Input for this task.
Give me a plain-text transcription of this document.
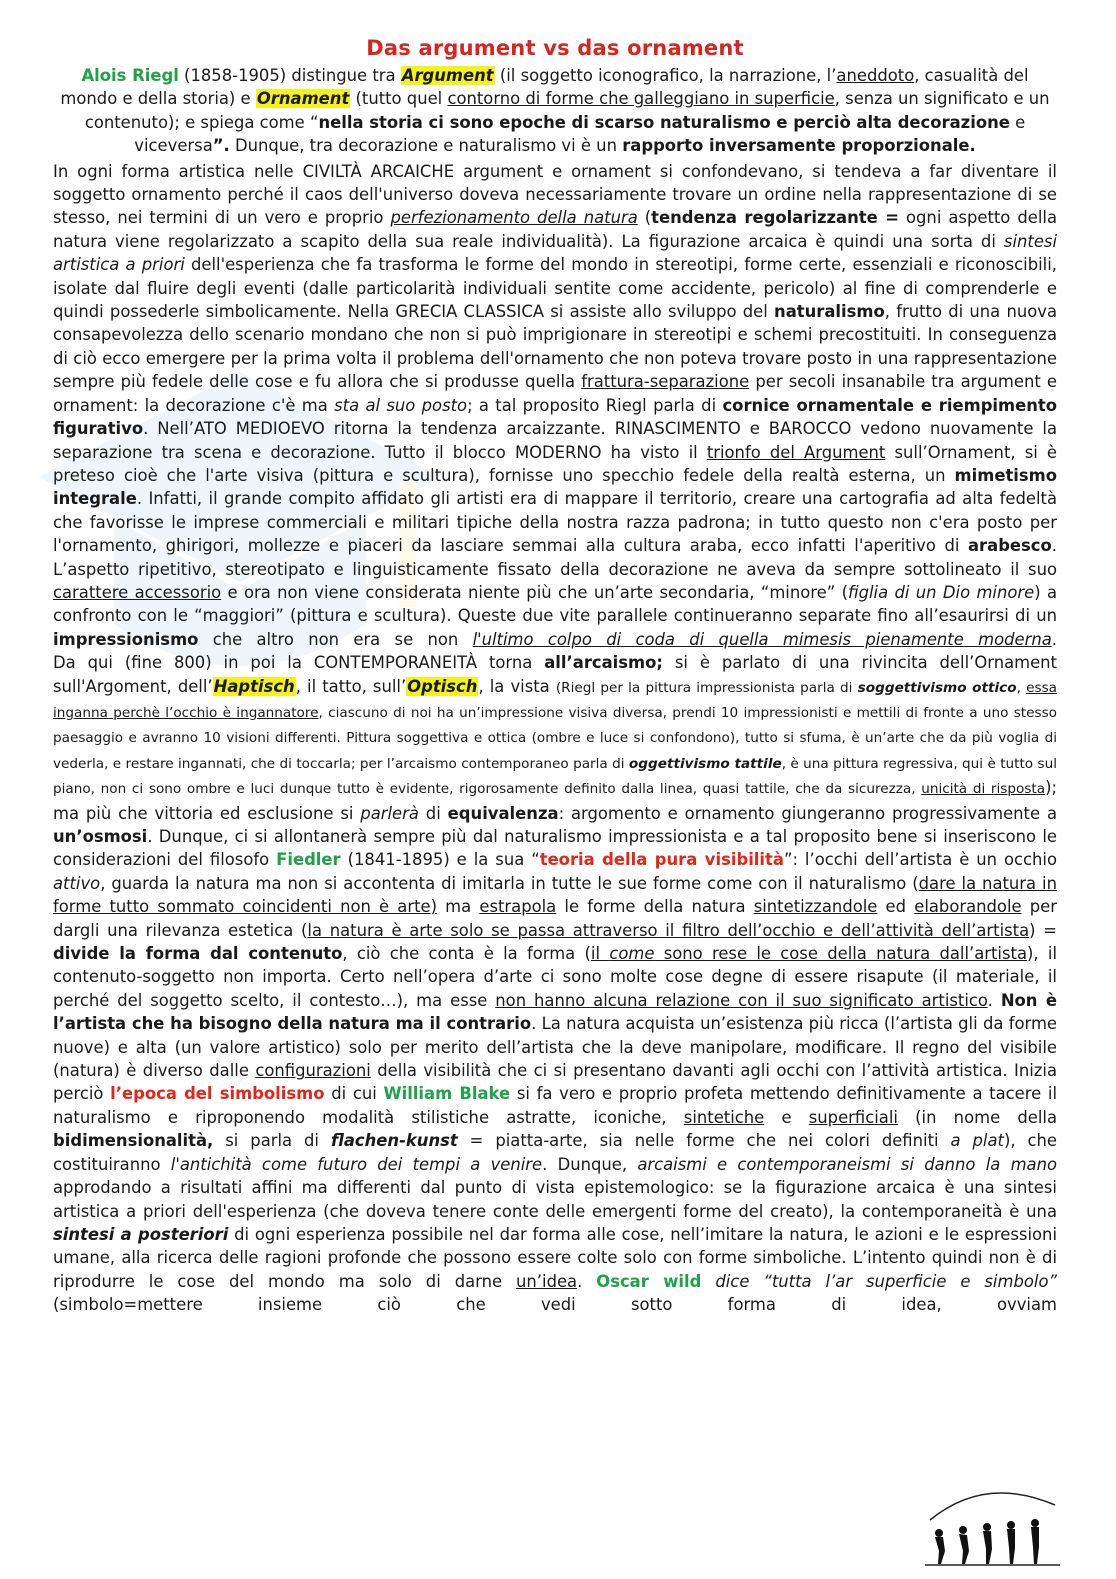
Das argument vs das ornament

Alois Riegl (1858-1905) distingue tra Argument (il soggetto iconografico, la narrazione, l’aneddoto, casualità del mondo e della storia) e Ornament (tutto quel contorno di forme che galleggiano in superficie, senza un significato e un contenuto); e spiega come “nella storia ci sono epoche di scarso naturalismo e perciò alta decorazione e viceversa”. Dunque, tra decorazione e naturalismo vi è un rapporto inversamente proporzionale.

In ogni forma artistica nelle CIVILTÀ ARCAICHE argument e ornament si confondevano, si tendeva a far diventare il soggetto ornamento perché il caos dell'universo doveva necessariamente trovare un ordine nella rappresentazione di se stesso, nei termini di un vero e proprio perfezionamento della natura (tendenza regolarizzante = ogni aspetto della natura viene regolarizzato a scapito della sua reale individualità). La figurazione arcaica è quindi una sorta di sintesi artistica a priori dell'esperienza che fa trasforma le forme del mondo in stereotipi, forme certe, essenziali e riconoscibili, isolate dal fluire degli eventi (dalle particolarità individuali sentite come accidente, pericolo) al fine di comprenderle e quindi possederle simbolicamente. Nella GRECIA CLASSICA si assiste allo sviluppo del naturalismo, frutto di una nuova consapevolezza dello scenario mondano che non si può imprigionare in stereotipi e schemi precostituiti. In conseguenza di ciò ecco emergere per la prima volta il problema dell'ornamento che non poteva trovare posto in una rappresentazione sempre più fedele delle cose e fu allora che si produsse quella frattura-separazione per secoli insanabile tra argument e ornament: la decorazione c'è ma sta al suo posto; a tal proposito Riegl parla di cornice ornamentale e riempimento figurativo. Nell’ATO MEDIOEVO ritorna la tendenza arcaizzante. RINASCIMENTO e BAROCCO vedono nuovamente la separazione tra scena e decorazione. Tutto il blocco MODERNO ha visto il trionfo del Argument sull’Ornament, si è preteso cioè che l'arte visiva (pittura e scultura), fornisse uno specchio fedele della realtà esterna, un mimetismo integrale. Infatti, il grande compito affidato gli artisti era di mappare il territorio, creare una cartografia ad alta fedeltà che favorisse le imprese commerciali e militari tipiche della nostra razza padrona; in tutto questo non c'era posto per l'ornamento, ghirigori, mollezze e piaceri da lasciare semmai alla cultura araba, ecco infatti l'aperitivo di arabesco. L’aspetto ripetitivo, stereotipato e linguisticamente fissato della decorazione ne aveva da sempre sottolineato il suo carattere accessorio e ora non viene considerata niente più che un’arte secondaria, “minore” (figlia di un Dio minore) a confronto con le “maggiori” (pittura e scultura). Queste due vite parallele continueranno separate fino all’esaurirsi di un impressionismo che altro non era se non l'ultimo colpo di coda di quella mimesis pienamente moderna.

Da qui (fine 800) in poi la CONTEMPORANEITÀ torna all’arcaismo; si è parlato di una rivincita dell’Ornament sull'Argoment, dell’Haptisch, il tatto, sull’Optisch, la vista (Riegl per la pittura impressionista parla di soggettivismo ottico, essa inganna perchè l’occhio è ingannatore, ciascuno di noi ha un’impressione visiva diversa, prendi 10 impressionisti e mettili di fronte a uno stesso paesaggio e avranno 10 visioni differenti. Pittura soggettiva e ottica (ombre e luce si confondono), tutto si sfuma, è un’arte che da più voglia di vederla, e restare ingannati, che di toccarla; per l’arcaismo contemporaneo parla di oggettivismo tattile, è una pittura regressiva, qui è tutto sul piano, non ci sono ombre e luci dunque tutto è evidente, rigorosamente definito dalla linea, quasi tattile, che da sicurezza, unicità di risposta); ma più che vittoria ed esclusione si parlerà di equivalenza: argomento e ornamento giungeranno progressivamente a un’osmosi. Dunque, ci si allontanerà sempre più dal naturalismo impressionista e a tal proposito bene si inseriscono le considerazioni del filosofo Fiedler (1841-1895) e la sua “teoria della pura visibilità”: l’occhi dell’artista è un occhio attivo, guarda la natura ma non si accontenta di imitarla in tutte le sue forme come con il naturalismo (dare la natura in forme tutto sommato coincidenti non è arte) ma estrapola le forme della natura sintetizzandole ed elaborandole per dargli una rilevanza estetica (la natura è arte solo se passa attraverso il filtro dell’occhio e dell’attività dell’artista) = divide la forma dal contenuto, ciò che conta è la forma (il come sono rese le cose della natura dall’artista), il contenuto-soggetto non importa. Certo nell’opera d’arte ci sono molte cose degne di essere risapute (il materiale, il perché del soggetto scelto, il contesto…), ma esse non hanno alcuna relazione con il suo significato artistico. Non è l’artista che ha bisogno della natura ma il contrario. La natura acquista un’esistenza più ricca (l’artista gli da forme nuove) e alta (un valore artistico) solo per merito dell’artista che la deve manipolare, modificare. Il regno del visibile (natura) è diverso dalle configurazioni della visibilità che ci si presentano davanti agli occhi con l’attività artistica. Inizia perciò l’epoca del simbolismo di cui William Blake si fa vero e proprio profeta mettendo definitivamente a tacere il naturalismo e riproponendo modalità stilistiche astratte, iconiche, sintetiche e superficiali (in nome della bidimensionalità, si parla di flachen-kunst = piatta-arte, sia nelle forme che nei colori definiti a plat), che costituiranno l'antichità come futuro dei tempi a venire. Dunque, arcaismi e contemporaneismi si danno la mano approdando a risultati affini ma differenti dal punto di vista epistemologico: se la figurazione arcaica è una sintesi artistica a priori dell'esperienza (che doveva tenere conte delle emergenti forme del creato), la contemporaneità è una sintesi a posteriori di ogni esperienza possibile nel dar forma alle cose, nell’imitare la natura, le azioni e le espressioni umane, alla ricerca delle ragioni profonde che possono essere colte solo con forme simboliche. L’intento quindi non è di riprodurre le cose del mondo ma solo di darne un’idea. Oscar wild dice “tutta l’ar superficie e simbolo” (simbolo=mettere insieme ciò che vedi sotto forma di idea, ovviam
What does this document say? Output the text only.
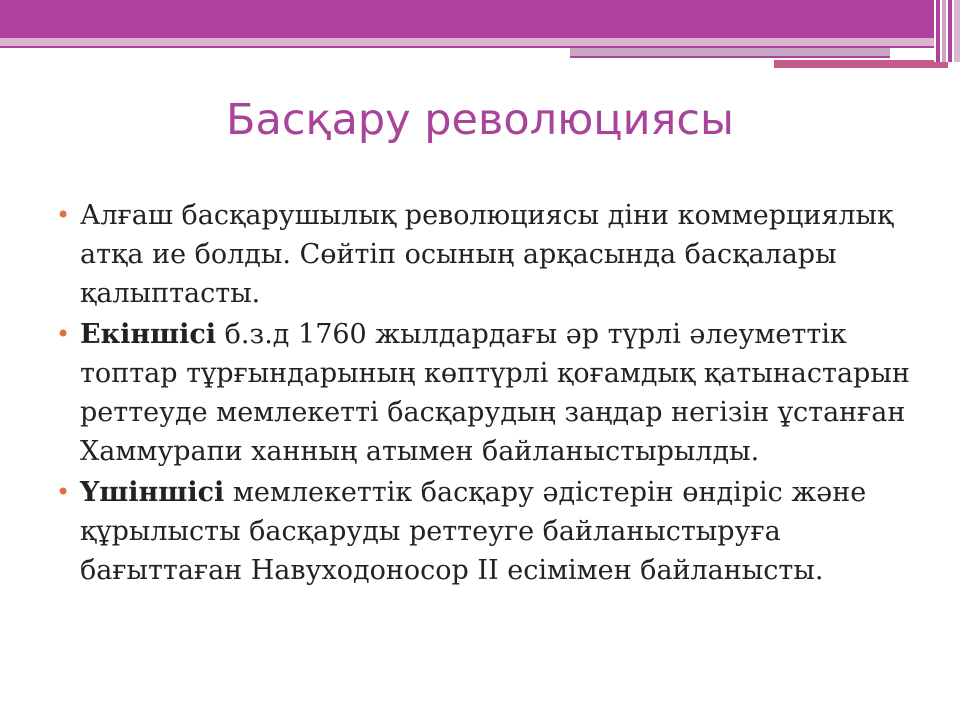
Басқару революциясы
• Алғаш басқарушылық революциясы діни коммерциялық атқа ие болды. Сөйтіп осының арқасында басқалары қалыптасты.
• Екіншісі б.з.д 1760 жылдардағы әр түрлі әлеуметтік топтар тұрғындарының көптүрлі қоғамдық қатынастарын реттеуде мемлекетті басқарудың заңдар негізін ұстанған Хаммурапи ханның атымен байланыстырылды.
• Үшіншісі мемлекеттік басқару әдістерін өндіріс және құрылысты басқаруды реттеуге байланыстыруға бағыттаған Навуходоносор II есімімен байланысты.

Problem to solve.
Reply with nothing but the number of lines that contain the word "text".

Solution for this exercise.
2